REQUIREMENT:
Gather from the listing below each line that includes the word "panel", and copy it.

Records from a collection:
** Begin **

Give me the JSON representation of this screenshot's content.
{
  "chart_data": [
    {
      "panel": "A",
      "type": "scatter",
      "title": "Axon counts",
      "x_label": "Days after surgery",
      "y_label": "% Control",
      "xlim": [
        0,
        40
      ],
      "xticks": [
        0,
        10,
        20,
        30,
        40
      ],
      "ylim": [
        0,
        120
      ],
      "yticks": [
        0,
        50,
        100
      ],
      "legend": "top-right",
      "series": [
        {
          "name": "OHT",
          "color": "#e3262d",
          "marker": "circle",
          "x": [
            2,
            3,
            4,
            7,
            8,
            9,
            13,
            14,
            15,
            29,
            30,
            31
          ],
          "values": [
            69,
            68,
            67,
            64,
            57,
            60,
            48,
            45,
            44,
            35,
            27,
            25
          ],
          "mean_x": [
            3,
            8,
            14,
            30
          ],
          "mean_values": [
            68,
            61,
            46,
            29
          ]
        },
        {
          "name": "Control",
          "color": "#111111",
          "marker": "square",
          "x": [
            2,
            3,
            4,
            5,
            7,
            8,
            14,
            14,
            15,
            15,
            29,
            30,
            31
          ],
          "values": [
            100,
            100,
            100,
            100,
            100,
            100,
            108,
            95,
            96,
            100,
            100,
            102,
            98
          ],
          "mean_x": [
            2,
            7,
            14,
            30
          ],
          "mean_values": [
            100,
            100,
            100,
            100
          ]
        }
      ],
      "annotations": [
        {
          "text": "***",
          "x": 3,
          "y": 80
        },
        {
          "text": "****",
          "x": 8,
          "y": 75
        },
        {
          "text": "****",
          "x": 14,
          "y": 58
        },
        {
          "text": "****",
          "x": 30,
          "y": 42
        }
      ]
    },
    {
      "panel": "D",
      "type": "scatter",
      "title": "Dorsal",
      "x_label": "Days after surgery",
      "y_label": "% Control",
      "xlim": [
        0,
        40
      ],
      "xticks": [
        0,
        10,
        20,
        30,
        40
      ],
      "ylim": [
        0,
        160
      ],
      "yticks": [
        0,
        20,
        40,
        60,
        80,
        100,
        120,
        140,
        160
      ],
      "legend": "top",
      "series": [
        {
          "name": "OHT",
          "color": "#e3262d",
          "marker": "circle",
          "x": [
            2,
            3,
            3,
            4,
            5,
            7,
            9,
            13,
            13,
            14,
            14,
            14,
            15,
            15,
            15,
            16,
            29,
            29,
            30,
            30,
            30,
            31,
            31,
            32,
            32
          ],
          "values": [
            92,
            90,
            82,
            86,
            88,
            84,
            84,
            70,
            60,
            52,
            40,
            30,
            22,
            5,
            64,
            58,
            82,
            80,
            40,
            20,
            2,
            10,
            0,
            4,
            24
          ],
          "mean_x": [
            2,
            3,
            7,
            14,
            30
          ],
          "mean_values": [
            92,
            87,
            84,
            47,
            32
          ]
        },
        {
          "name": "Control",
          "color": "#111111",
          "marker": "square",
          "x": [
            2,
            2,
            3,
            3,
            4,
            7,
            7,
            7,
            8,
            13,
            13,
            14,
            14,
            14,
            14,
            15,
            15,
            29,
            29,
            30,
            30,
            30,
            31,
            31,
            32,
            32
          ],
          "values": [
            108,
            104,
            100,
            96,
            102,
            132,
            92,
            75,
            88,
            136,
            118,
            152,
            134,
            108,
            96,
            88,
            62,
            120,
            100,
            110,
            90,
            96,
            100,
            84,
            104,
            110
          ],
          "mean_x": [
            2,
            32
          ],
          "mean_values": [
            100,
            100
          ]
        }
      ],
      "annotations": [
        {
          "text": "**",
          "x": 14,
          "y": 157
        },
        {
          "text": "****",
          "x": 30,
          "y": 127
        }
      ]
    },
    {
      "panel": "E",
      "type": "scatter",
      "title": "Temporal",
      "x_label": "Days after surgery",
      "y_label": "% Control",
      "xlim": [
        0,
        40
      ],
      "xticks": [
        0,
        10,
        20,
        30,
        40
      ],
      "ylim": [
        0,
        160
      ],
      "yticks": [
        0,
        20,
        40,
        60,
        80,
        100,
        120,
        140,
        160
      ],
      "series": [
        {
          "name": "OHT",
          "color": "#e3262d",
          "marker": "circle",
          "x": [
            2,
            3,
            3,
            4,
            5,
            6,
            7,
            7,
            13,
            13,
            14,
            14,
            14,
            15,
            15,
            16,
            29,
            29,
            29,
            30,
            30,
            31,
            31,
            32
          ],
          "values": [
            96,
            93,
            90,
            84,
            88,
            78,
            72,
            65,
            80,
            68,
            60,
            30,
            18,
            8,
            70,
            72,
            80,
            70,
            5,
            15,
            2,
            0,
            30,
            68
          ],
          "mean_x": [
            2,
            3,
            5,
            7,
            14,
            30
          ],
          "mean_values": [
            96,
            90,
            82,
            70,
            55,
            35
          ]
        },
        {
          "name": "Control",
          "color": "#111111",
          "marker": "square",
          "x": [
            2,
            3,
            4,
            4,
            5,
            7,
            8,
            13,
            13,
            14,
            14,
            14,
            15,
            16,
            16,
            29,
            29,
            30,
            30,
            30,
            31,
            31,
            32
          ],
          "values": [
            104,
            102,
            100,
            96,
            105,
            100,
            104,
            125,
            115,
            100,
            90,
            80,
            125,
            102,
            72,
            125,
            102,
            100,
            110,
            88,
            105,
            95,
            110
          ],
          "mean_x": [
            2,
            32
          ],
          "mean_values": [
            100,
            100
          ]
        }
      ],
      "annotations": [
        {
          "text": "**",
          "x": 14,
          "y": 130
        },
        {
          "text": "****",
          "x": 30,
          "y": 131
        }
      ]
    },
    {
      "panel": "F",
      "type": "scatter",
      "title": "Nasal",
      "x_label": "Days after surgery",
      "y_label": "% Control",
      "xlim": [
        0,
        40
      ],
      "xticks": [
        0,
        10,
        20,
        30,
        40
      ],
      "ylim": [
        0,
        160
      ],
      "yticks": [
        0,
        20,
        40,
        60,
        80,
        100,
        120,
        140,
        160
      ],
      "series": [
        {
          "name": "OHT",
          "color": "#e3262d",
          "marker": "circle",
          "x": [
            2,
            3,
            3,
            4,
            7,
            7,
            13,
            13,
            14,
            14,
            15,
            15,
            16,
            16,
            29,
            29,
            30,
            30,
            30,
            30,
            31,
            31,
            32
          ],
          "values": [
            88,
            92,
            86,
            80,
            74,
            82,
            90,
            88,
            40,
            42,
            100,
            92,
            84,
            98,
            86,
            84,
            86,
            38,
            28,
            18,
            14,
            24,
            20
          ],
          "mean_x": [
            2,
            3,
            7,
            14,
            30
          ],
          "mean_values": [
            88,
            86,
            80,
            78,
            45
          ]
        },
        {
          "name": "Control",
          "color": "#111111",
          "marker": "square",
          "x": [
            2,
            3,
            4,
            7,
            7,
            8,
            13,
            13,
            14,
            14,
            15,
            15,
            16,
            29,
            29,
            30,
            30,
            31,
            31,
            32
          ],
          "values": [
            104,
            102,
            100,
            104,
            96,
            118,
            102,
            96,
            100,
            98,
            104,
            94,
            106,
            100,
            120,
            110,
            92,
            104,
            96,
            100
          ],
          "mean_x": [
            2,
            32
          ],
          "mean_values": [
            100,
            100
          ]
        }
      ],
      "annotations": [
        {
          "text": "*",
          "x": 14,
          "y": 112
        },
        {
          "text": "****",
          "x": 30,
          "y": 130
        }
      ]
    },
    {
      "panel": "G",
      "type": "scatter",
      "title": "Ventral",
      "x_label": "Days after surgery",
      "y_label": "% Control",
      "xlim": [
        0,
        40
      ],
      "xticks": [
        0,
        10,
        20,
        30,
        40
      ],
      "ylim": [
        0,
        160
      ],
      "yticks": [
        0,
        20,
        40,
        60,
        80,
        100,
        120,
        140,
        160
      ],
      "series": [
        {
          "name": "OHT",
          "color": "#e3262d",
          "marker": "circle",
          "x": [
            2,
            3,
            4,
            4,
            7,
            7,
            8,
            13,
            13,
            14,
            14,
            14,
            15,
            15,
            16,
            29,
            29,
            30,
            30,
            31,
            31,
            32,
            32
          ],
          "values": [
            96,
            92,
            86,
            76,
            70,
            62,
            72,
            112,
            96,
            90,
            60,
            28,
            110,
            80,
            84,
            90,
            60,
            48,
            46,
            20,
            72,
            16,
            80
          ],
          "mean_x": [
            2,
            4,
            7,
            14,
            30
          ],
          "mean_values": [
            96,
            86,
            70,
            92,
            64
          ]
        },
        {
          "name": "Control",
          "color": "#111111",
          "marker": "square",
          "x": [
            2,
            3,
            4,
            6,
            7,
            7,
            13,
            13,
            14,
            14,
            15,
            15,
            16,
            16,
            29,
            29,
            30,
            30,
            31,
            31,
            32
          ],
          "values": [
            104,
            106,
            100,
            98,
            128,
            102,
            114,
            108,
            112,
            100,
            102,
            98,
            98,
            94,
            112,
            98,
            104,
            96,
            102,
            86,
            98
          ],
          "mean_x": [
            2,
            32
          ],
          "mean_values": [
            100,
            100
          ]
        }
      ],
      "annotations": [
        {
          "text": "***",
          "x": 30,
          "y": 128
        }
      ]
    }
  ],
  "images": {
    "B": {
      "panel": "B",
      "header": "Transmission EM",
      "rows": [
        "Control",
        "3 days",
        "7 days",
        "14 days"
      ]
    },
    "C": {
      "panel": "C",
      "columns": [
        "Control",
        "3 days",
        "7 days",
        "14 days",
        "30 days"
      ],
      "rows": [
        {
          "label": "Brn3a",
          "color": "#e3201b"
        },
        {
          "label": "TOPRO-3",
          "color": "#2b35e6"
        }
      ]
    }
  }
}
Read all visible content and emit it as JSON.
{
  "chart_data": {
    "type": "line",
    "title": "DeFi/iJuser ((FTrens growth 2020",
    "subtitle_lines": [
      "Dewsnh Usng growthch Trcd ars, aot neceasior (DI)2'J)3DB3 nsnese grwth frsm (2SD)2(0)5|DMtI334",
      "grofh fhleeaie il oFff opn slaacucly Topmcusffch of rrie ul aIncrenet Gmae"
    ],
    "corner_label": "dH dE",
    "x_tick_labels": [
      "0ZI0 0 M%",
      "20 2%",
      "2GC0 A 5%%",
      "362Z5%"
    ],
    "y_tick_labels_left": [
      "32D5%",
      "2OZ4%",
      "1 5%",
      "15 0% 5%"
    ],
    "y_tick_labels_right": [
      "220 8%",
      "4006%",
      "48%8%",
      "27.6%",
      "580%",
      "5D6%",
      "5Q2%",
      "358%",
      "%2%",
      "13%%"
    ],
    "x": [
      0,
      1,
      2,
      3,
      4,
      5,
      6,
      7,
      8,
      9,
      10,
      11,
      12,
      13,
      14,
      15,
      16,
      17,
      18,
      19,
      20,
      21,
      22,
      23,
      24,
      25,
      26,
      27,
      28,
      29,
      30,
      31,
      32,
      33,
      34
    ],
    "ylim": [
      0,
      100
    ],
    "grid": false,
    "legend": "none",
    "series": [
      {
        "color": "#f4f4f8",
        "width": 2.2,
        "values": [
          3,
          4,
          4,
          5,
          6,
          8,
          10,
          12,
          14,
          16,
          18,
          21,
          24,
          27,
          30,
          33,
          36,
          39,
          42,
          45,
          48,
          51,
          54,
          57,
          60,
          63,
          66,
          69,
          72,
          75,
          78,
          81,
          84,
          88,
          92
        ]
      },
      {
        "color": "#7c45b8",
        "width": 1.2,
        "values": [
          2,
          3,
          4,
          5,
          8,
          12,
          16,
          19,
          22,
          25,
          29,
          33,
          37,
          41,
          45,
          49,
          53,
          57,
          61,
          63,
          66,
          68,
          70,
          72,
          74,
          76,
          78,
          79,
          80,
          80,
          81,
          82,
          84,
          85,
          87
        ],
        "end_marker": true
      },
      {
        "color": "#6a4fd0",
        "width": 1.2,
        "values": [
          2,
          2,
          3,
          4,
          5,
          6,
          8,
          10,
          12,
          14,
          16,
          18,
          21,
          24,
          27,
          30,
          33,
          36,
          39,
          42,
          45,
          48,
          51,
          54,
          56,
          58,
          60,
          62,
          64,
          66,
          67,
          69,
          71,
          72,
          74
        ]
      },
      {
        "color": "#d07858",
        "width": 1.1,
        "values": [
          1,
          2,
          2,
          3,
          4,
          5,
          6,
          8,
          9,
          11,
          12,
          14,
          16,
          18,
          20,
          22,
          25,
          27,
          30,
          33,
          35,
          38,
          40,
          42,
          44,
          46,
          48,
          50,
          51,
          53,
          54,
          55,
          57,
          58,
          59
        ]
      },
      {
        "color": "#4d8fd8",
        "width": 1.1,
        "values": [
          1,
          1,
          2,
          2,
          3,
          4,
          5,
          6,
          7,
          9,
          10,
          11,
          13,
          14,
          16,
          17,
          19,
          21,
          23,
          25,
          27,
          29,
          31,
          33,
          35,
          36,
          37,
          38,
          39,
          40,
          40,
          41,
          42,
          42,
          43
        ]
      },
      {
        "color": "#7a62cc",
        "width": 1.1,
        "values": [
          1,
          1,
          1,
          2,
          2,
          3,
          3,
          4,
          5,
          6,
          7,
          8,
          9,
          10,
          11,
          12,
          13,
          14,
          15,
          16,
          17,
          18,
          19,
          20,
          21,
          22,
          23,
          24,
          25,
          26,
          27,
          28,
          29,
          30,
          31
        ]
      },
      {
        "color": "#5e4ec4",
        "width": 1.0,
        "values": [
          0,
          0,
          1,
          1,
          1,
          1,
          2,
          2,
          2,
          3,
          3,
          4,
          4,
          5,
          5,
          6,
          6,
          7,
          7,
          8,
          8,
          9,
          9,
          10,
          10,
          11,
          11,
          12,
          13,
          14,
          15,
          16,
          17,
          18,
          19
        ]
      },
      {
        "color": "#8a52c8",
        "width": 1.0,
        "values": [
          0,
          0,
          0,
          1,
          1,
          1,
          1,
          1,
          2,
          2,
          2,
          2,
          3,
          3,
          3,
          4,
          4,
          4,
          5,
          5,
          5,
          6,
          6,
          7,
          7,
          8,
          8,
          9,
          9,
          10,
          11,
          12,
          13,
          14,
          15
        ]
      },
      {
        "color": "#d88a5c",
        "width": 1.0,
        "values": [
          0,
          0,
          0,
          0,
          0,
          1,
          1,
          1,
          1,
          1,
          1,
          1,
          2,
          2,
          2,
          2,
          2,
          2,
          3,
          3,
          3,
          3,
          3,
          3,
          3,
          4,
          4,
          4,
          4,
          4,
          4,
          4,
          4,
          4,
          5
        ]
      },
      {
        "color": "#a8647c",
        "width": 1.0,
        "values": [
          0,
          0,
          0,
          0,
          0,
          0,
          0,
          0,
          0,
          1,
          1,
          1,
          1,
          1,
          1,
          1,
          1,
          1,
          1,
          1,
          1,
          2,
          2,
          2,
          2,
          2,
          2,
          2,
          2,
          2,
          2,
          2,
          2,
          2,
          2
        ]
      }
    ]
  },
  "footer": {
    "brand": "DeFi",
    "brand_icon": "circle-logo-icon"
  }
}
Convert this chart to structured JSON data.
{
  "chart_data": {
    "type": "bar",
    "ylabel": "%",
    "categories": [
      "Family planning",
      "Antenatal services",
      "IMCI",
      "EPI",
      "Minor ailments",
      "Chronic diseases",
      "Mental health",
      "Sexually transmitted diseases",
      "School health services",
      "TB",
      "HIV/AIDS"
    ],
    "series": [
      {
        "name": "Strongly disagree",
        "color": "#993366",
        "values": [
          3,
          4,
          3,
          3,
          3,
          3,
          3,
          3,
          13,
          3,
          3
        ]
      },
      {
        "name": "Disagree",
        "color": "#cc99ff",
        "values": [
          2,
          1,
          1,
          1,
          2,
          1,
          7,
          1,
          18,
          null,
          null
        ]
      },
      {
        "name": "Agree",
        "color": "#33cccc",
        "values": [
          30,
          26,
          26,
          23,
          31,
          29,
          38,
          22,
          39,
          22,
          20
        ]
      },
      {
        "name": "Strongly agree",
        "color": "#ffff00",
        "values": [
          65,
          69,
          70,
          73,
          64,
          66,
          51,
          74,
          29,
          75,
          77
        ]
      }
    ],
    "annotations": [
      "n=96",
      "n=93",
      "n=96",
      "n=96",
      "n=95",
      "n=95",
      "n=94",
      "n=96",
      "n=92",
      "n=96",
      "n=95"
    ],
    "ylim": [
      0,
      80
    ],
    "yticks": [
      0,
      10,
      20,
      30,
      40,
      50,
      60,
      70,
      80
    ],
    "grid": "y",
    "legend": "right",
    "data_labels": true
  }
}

** End **

EXPECTED OUTPUT:
      "panel": "A",
      "panel": "D",
      "panel": "E",
      "panel": "F",
      "panel": "G",
      "panel": "B",
      "panel": "C",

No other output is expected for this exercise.